#### [GIVEN TASK]
Leave out the pictures and repeat the data exactly.

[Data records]
----------------

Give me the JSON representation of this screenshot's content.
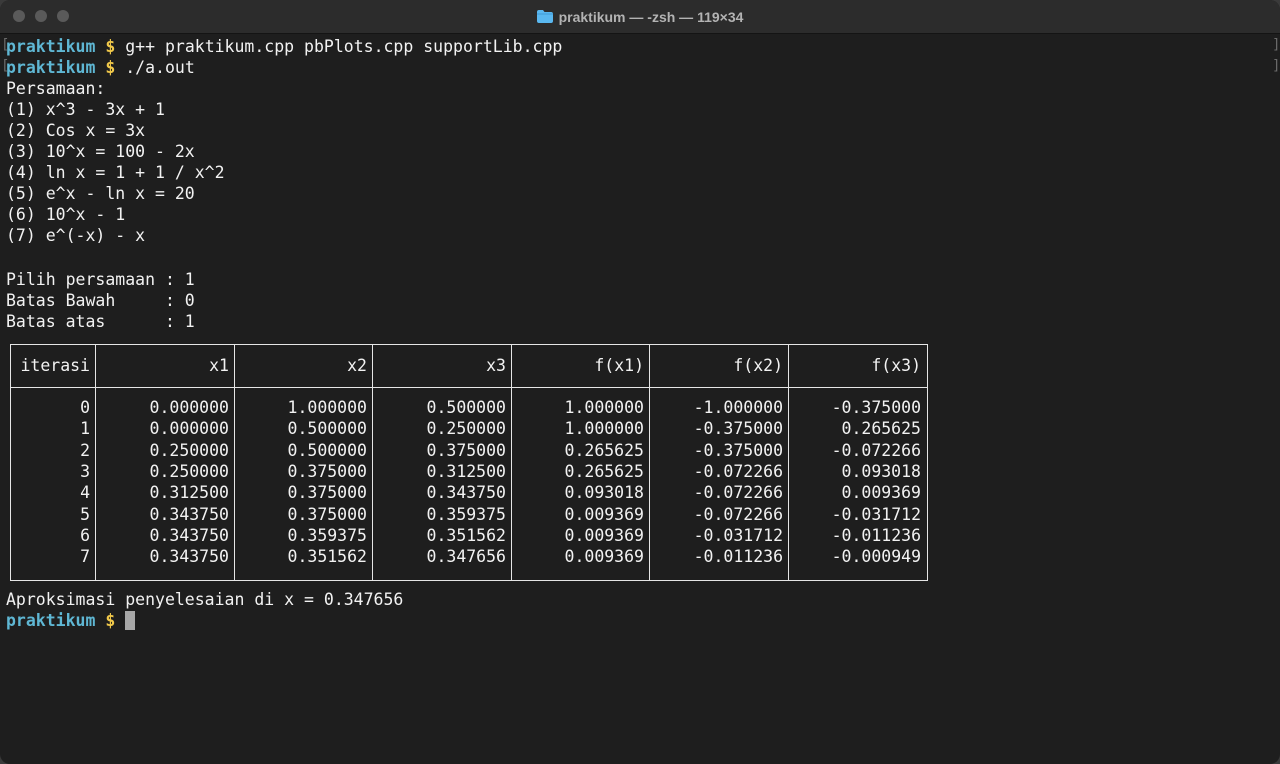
{
  "window": {
    "title": "praktikum — -zsh — 119×34",
    "folder_icon_color": "#5ab8f0"
  },
  "terminal": {
    "prompt": {
      "name": "praktikum",
      "symbol": "$"
    },
    "commands": [
      "g++ praktikum.cpp pbPlots.cpp supportLib.cpp",
      "./a.out"
    ],
    "menu_header": "Persamaan:",
    "equations": [
      "(1) x^3 - 3x + 1",
      "(2) Cos x = 3x",
      "(3) 10^x = 100 - 2x",
      "(4) ln x = 1 + 1 / x^2",
      "(5) e^x - ln x = 20",
      "(6) 10^x - 1",
      "(7) e^(-x) - x"
    ],
    "inputs": [
      "Pilih persamaan : 1",
      "Batas Bawah     : 0",
      "Batas atas      : 1"
    ],
    "table": {
      "headers": [
        "iterasi",
        "x1",
        "x2",
        "x3",
        "f(x1)",
        "f(x2)",
        "f(x3)"
      ],
      "rows": [
        [
          "0",
          "0.000000",
          "1.000000",
          "0.500000",
          "1.000000",
          "-1.000000",
          "-0.375000"
        ],
        [
          "1",
          "0.000000",
          "0.500000",
          "0.250000",
          "1.000000",
          "-0.375000",
          "0.265625"
        ],
        [
          "2",
          "0.250000",
          "0.500000",
          "0.375000",
          "0.265625",
          "-0.375000",
          "-0.072266"
        ],
        [
          "3",
          "0.250000",
          "0.375000",
          "0.312500",
          "0.265625",
          "-0.072266",
          "0.093018"
        ],
        [
          "4",
          "0.312500",
          "0.375000",
          "0.343750",
          "0.093018",
          "-0.072266",
          "0.009369"
        ],
        [
          "5",
          "0.343750",
          "0.375000",
          "0.359375",
          "0.009369",
          "-0.072266",
          "-0.031712"
        ],
        [
          "6",
          "0.343750",
          "0.359375",
          "0.351562",
          "0.009369",
          "-0.031712",
          "-0.011236"
        ],
        [
          "7",
          "0.343750",
          "0.351562",
          "0.347656",
          "0.009369",
          "-0.011236",
          "-0.000949"
        ]
      ]
    },
    "result": "Aproksimasi penyelesaian di x = 0.347656"
  }
}
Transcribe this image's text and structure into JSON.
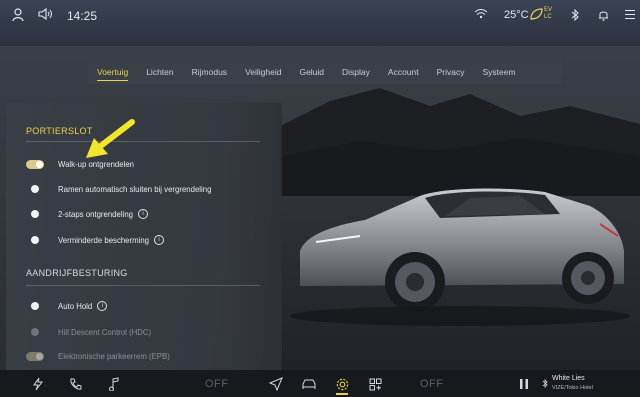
{
  "status": {
    "time": "14:25",
    "temperature": "25°C",
    "badge_top": "EV",
    "badge_bottom": "LC",
    "icons": [
      "user-icon",
      "volume-icon",
      "wifi-icon",
      "leaf-eco-icon",
      "bluetooth-icon",
      "bell-icon",
      "menu-icon"
    ]
  },
  "tabs": [
    {
      "label": "Voertuig",
      "active": true
    },
    {
      "label": "Lichten"
    },
    {
      "label": "Rijmodus"
    },
    {
      "label": "Veiligheid"
    },
    {
      "label": "Geluid"
    },
    {
      "label": "Display"
    },
    {
      "label": "Account"
    },
    {
      "label": "Privacy"
    },
    {
      "label": "Systeem"
    }
  ],
  "sections": {
    "portierslot": {
      "title": "PORTIERSLOT",
      "items": [
        {
          "label": "Walk-up ontgrendelen",
          "control": "toggle",
          "on": true
        },
        {
          "label": "Ramen automatisch sluiten bij vergrendeling",
          "control": "radio"
        },
        {
          "label": "2-staps ontgrendeling",
          "control": "radio",
          "info": true
        },
        {
          "label": "Verminderde bescherming",
          "control": "radio",
          "info": true
        }
      ]
    },
    "aandrijf": {
      "title": "AANDRIJFBESTURING",
      "items": [
        {
          "label": "Auto Hold",
          "control": "radio",
          "info": true
        },
        {
          "label": "Hill Descent Control (HDC)",
          "control": "radio",
          "disabled": true
        },
        {
          "label": "Elektronische parkeerrem (EPB)",
          "control": "toggle",
          "disabled": true
        }
      ]
    }
  },
  "bottom": {
    "left_off": "OFF",
    "right_off": "OFF",
    "icons": [
      "charging-icon",
      "phone-icon",
      "music-icon",
      "navigation-icon",
      "car-icon",
      "settings-gear-icon",
      "apps-grid-icon",
      "pause-icon"
    ],
    "media_title": "White Lies",
    "media_subtitle": "VIZE/Tokio Hotel"
  },
  "colors": {
    "accent": "#e7d44a",
    "annotation_arrow": "#f2e62b"
  }
}
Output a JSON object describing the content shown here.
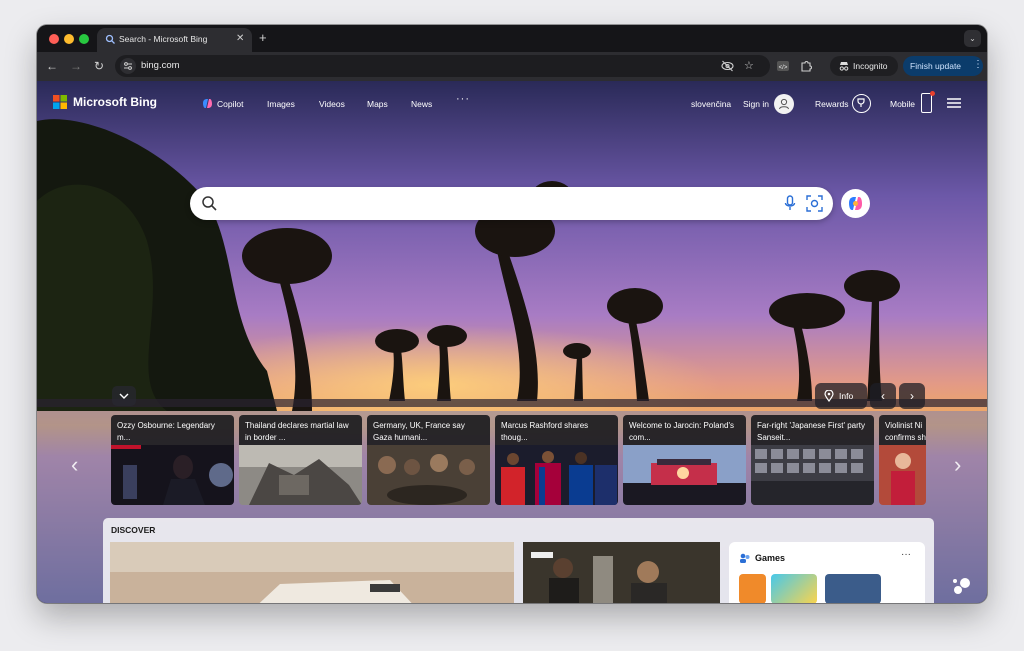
{
  "browser": {
    "tab_title": "Search - Microsoft Bing",
    "new_tab": "+",
    "url": "bing.com",
    "incognito_label": "Incognito",
    "finish_update_label": "Finish update"
  },
  "header": {
    "brand": "Microsoft Bing",
    "nav": [
      "Copilot",
      "Images",
      "Videos",
      "Maps",
      "News"
    ],
    "more": "···",
    "language": "slovenčina",
    "sign_in": "Sign in",
    "rewards": "Rewards",
    "mobile": "Mobile"
  },
  "search": {
    "value": "",
    "placeholder": ""
  },
  "hero": {
    "info_label": "Info"
  },
  "news": [
    {
      "title": "Ozzy Osbourne: Legendary m..."
    },
    {
      "title": "Thailand declares martial law in border ..."
    },
    {
      "title": "Germany, UK, France say Gaza humani..."
    },
    {
      "title": "Marcus Rashford shares thoug..."
    },
    {
      "title": "Welcome to Jarocin: Poland's com..."
    },
    {
      "title": "Far-right 'Japanese First' party Sanseit..."
    },
    {
      "title": "Violinist Ni confirms sh"
    }
  ],
  "discover": {
    "label": "DISCOVER",
    "games_title": "Games",
    "games_more": "···"
  },
  "colors": {
    "finish_update_bg": "#0b3c6b",
    "accent_blue": "#2b6fd6"
  }
}
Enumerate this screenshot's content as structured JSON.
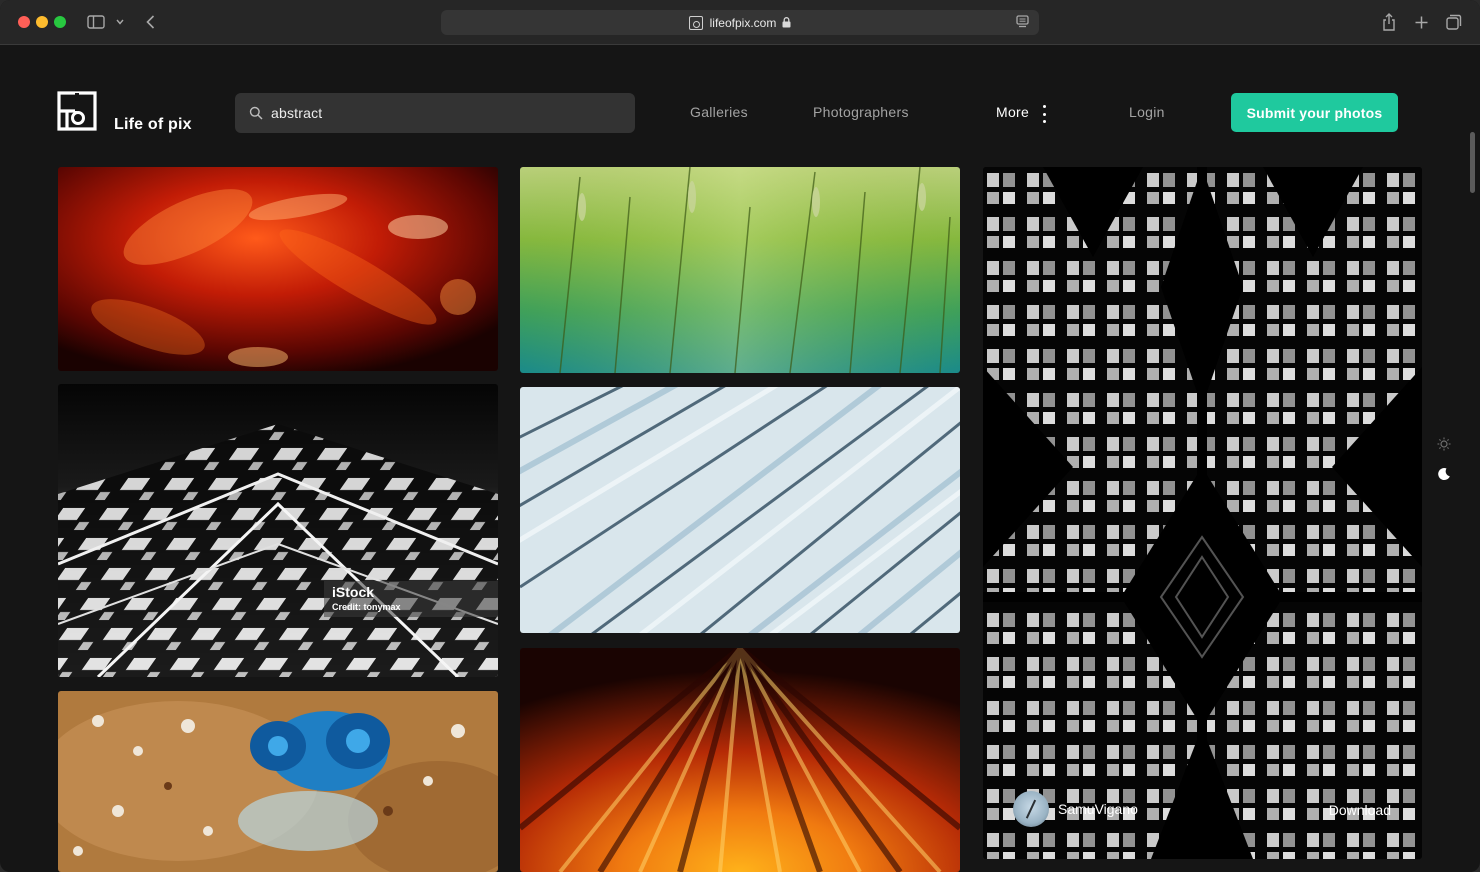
{
  "browser": {
    "url": "lifeofpix.com",
    "icons": [
      "sidebar-toggle-icon",
      "chevron-down-icon",
      "back-arrow-icon",
      "lock-icon",
      "reader-icon",
      "share-icon",
      "new-tab-icon",
      "tabs-overview-icon"
    ]
  },
  "site": {
    "logo_text": "Life of pix",
    "search": {
      "value": "abstract"
    },
    "nav": {
      "galleries": "Galleries",
      "photographers": "Photographers",
      "more": "More",
      "login": "Login"
    },
    "submit_label": "Submit your photos",
    "colors": {
      "accent": "#1fc99e",
      "background": "#151515",
      "search_bg": "#333333"
    }
  },
  "gallery": {
    "photos": [
      {
        "subject": "red abstract light bokeh"
      },
      {
        "subject": "black and white geometric architecture",
        "sponsor": "iStock",
        "credit": "Credit: tonymax"
      },
      {
        "subject": "orange and blue mineral texture"
      },
      {
        "subject": "green grass close-up"
      },
      {
        "subject": "glacier ice crevasses"
      },
      {
        "subject": "orange light streaks"
      },
      {
        "subject": "symmetrical building windows",
        "author": "SamuVigano",
        "download_label": "Download"
      }
    ]
  },
  "theme_toggle": {
    "icons": [
      "sun-icon",
      "moon-icon"
    ]
  }
}
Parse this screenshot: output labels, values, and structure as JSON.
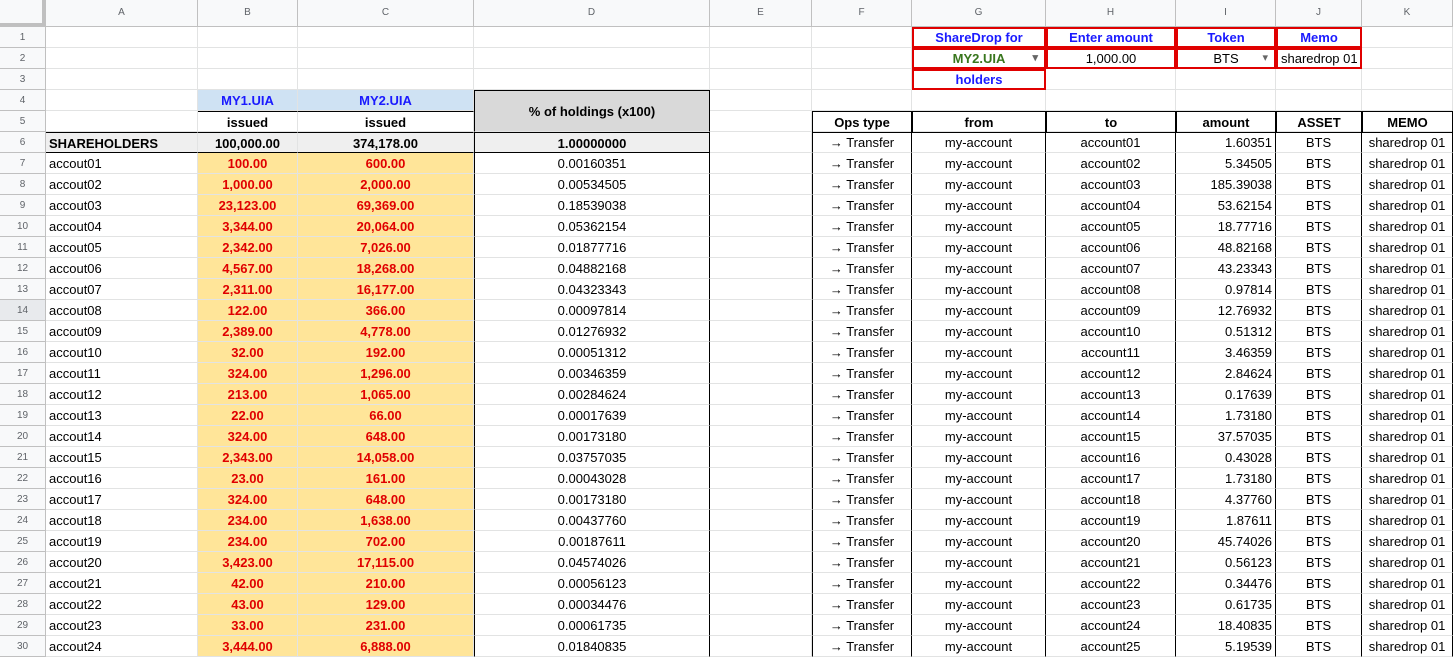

----------------

#### [THE SOLUTION]
Give me the JSON representation of this screenshot's content.
{
  "window": {
    "title": "praktikum — -zsh — 119×34",
    "folder_icon_color": "#5ab8f0"
  },
  "terminal": {
    "prompt": {
      "name": "praktikum",
      "symbol": "$"
    },
    "commands": [
      "g++ praktikum.cpp pbPlots.cpp supportLib.cpp",
      "./a.out"
    ],
    "menu_header": "Persamaan:",
    "equations": [
      "(1) x^3 - 3x + 1",
      "(2) Cos x = 3x",
      "(3) 10^x = 100 - 2x",
      "(4) ln x = 1 + 1 / x^2",
      "(5) e^x - ln x = 20",
      "(6) 10^x - 1",
      "(7) e^(-x) - x"
    ],
    "inputs": [
      "Pilih persamaan : 1",
      "Batas Bawah     : 0",
      "Batas atas      : 1"
    ],
    "table": {
      "headers": [
        "iterasi",
        "x1",
        "x2",
        "x3",
        "f(x1)",
        "f(x2)",
        "f(x3)"
      ],
      "rows": [
        [
          "0",
          "0.000000",
          "1.000000",
          "0.500000",
          "1.000000",
          "-1.000000",
          "-0.375000"
        ],
        [
          "1",
          "0.000000",
          "0.500000",
          "0.250000",
          "1.000000",
          "-0.375000",
          "0.265625"
        ],
        [
          "2",
          "0.250000",
          "0.500000",
          "0.375000",
          "0.265625",
          "-0.375000",
          "-0.072266"
        ],
        [
          "3",
          "0.250000",
          "0.375000",
          "0.312500",
          "0.265625",
          "-0.072266",
          "0.093018"
        ],
        [
          "4",
          "0.312500",
          "0.375000",
          "0.343750",
          "0.093018",
          "-0.072266",
          "0.009369"
        ],
        [
          "5",
          "0.343750",
          "0.375000",
          "0.359375",
          "0.009369",
          "-0.072266",
          "-0.031712"
        ],
        [
          "6",
          "0.343750",
          "0.359375",
          "0.351562",
          "0.009369",
          "-0.031712",
          "-0.011236"
        ],
        [
          "7",
          "0.343750",
          "0.351562",
          "0.347656",
          "0.009369",
          "-0.011236",
          "-0.000949"
        ]
      ]
    },
    "result": "Aproksimasi penyelesaian di x = 0.347656"
  }
}
Transcribe this image's text and structure into JSON.
{
  "status": {
    "time": "14:25",
    "temperature": "25°C",
    "badge_top": "EV",
    "badge_bottom": "LC",
    "icons": [
      "user-icon",
      "volume-icon",
      "wifi-icon",
      "leaf-eco-icon",
      "bluetooth-icon",
      "bell-icon",
      "menu-icon"
    ]
  },
  "tabs": [
    {
      "label": "Voertuig",
      "active": true
    },
    {
      "label": "Lichten"
    },
    {
      "label": "Rijmodus"
    },
    {
      "label": "Veiligheid"
    },
    {
      "label": "Geluid"
    },
    {
      "label": "Display"
    },
    {
      "label": "Account"
    },
    {
      "label": "Privacy"
    },
    {
      "label": "Systeem"
    }
  ],
  "sections": {
    "portierslot": {
      "title": "PORTIERSLOT",
      "items": [
        {
          "label": "Walk-up ontgrendelen",
          "control": "toggle",
          "on": true
        },
        {
          "label": "Ramen automatisch sluiten bij vergrendeling",
          "control": "radio"
        },
        {
          "label": "2-staps ontgrendeling",
          "control": "radio",
          "info": true
        },
        {
          "label": "Verminderde bescherming",
          "control": "radio",
          "info": true
        }
      ]
    },
    "aandrijf": {
      "title": "AANDRIJFBESTURING",
      "items": [
        {
          "label": "Auto Hold",
          "control": "radio",
          "info": true
        },
        {
          "label": "Hill Descent Control (HDC)",
          "control": "radio",
          "disabled": true
        },
        {
          "label": "Elektronische parkeerrem (EPB)",
          "control": "toggle",
          "disabled": true
        }
      ]
    }
  },
  "bottom": {
    "left_off": "OFF",
    "right_off": "OFF",
    "icons": [
      "charging-icon",
      "phone-icon",
      "music-icon",
      "navigation-icon",
      "car-icon",
      "settings-gear-icon",
      "apps-grid-icon",
      "pause-icon"
    ],
    "media_title": "White Lies",
    "media_subtitle": "VIZE/Tokio Hotel"
  },
  "colors": {
    "accent": "#e7d44a",
    "annotation_arrow": "#f2e62b"
  }
}
Output a JSON object describing the content shown here.
{
  "browser": {
    "tab_title": "Search - Microsoft Bing",
    "new_tab": "+",
    "url": "bing.com",
    "incognito_label": "Incognito",
    "finish_update_label": "Finish update"
  },
  "header": {
    "brand": "Microsoft Bing",
    "nav": [
      "Copilot",
      "Images",
      "Videos",
      "Maps",
      "News"
    ],
    "more": "···",
    "language": "slovenčina",
    "sign_in": "Sign in",
    "rewards": "Rewards",
    "mobile": "Mobile"
  },
  "search": {
    "value": "",
    "placeholder": ""
  },
  "hero": {
    "info_label": "Info"
  },
  "news": [
    {
      "title": "Ozzy Osbourne: Legendary m..."
    },
    {
      "title": "Thailand declares martial law in border ..."
    },
    {
      "title": "Germany, UK, France say Gaza humani..."
    },
    {
      "title": "Marcus Rashford shares thoug..."
    },
    {
      "title": "Welcome to Jarocin: Poland's com..."
    },
    {
      "title": "Far-right 'Japanese First' party Sanseit..."
    },
    {
      "title": "Violinist Ni confirms sh"
    }
  ],
  "discover": {
    "label": "DISCOVER",
    "games_title": "Games",
    "games_more": "···"
  },
  "colors": {
    "finish_update_bg": "#0b3c6b",
    "accent_blue": "#2b6fd6"
  }
}
Enumerate this screenshot's content as structured JSON.
{
  "browser": {
    "url": "lifeofpix.com",
    "icons": [
      "sidebar-toggle-icon",
      "chevron-down-icon",
      "back-arrow-icon",
      "lock-icon",
      "reader-icon",
      "share-icon",
      "new-tab-icon",
      "tabs-overview-icon"
    ]
  },
  "site": {
    "logo_text": "Life of pix",
    "search": {
      "value": "abstract"
    },
    "nav": {
      "galleries": "Galleries",
      "photographers": "Photographers",
      "more": "More",
      "login": "Login"
    },
    "submit_label": "Submit your photos",
    "colors": {
      "accent": "#1fc99e",
      "background": "#151515",
      "search_bg": "#333333"
    }
  },
  "gallery": {
    "photos": [
      {
        "subject": "red abstract light bokeh"
      },
      {
        "subject": "black and white geometric architecture",
        "sponsor": "iStock",
        "credit": "Credit: tonymax"
      },
      {
        "subject": "orange and blue mineral texture"
      },
      {
        "subject": "green grass close-up"
      },
      {
        "subject": "glacier ice crevasses"
      },
      {
        "subject": "orange light streaks"
      },
      {
        "subject": "symmetrical building windows",
        "author": "SamuVigano",
        "download_label": "Download"
      }
    ]
  },
  "theme_toggle": {
    "icons": [
      "sun-icon",
      "moon-icon"
    ]
  }
}
Parse this screenshot: output labels, values, and structure as JSON.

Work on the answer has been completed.